-- MATERIAL TO PROCESS --

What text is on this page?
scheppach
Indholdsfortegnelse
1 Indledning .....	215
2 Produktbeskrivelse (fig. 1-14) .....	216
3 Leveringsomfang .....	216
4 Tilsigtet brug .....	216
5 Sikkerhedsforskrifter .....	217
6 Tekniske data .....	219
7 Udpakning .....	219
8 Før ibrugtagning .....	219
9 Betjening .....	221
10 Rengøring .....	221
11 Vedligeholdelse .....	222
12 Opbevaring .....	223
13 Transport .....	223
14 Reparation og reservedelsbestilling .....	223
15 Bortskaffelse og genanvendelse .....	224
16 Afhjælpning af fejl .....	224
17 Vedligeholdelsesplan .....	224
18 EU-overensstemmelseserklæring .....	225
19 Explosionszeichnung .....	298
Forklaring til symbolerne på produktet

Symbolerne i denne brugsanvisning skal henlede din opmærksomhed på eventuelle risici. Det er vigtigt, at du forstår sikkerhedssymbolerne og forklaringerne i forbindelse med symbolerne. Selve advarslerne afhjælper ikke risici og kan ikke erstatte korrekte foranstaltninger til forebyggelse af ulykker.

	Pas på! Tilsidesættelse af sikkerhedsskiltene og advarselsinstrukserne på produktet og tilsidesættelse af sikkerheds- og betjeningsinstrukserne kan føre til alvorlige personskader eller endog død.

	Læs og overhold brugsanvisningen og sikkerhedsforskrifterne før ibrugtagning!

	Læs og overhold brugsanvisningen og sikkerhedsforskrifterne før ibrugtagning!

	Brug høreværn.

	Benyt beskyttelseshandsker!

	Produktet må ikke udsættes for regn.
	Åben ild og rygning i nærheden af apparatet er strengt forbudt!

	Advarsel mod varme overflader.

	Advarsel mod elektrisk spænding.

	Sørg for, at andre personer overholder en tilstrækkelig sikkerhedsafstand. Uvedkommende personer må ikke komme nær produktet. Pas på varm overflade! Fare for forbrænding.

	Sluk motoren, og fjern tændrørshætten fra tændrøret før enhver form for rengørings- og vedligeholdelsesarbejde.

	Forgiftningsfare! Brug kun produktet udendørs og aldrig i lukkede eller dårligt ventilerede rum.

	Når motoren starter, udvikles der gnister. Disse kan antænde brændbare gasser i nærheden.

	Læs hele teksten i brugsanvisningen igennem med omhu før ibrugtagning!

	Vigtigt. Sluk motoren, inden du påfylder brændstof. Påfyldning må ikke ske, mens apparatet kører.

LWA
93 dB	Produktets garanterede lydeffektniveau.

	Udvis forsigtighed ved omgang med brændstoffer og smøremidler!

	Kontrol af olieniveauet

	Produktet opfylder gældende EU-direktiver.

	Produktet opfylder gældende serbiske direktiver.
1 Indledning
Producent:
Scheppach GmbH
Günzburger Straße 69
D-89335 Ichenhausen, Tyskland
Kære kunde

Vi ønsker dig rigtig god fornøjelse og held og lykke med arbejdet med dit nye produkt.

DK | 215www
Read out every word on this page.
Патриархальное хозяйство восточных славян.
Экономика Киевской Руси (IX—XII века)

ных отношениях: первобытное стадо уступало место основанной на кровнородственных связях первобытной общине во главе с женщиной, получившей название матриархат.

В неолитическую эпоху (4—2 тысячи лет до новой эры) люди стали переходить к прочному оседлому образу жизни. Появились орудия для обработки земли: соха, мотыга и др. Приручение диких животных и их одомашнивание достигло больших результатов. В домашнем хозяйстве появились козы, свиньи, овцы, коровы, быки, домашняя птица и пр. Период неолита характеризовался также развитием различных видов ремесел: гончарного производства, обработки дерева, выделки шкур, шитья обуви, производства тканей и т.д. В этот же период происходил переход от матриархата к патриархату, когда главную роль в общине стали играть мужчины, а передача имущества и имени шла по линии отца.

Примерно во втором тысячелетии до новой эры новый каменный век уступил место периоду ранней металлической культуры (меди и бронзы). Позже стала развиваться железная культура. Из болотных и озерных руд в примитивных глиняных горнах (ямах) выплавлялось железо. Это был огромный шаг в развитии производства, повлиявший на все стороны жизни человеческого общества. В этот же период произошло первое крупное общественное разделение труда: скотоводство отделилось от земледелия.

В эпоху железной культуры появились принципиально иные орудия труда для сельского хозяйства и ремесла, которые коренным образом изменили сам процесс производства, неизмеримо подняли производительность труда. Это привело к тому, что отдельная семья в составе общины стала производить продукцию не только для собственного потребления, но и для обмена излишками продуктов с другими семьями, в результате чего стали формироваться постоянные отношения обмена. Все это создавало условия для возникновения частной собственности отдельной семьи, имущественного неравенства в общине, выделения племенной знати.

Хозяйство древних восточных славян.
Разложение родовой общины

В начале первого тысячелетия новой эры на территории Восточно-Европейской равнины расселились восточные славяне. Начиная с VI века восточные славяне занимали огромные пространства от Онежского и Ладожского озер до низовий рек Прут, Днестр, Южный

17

-- OBJECTIVE --
Pull every line containing "opfylder" out of the data above.

-- FULL OUTPUT --
	Produktet opfylder gældende EU-direktiver.
	Produktet opfylder gældende serbiske direktiver.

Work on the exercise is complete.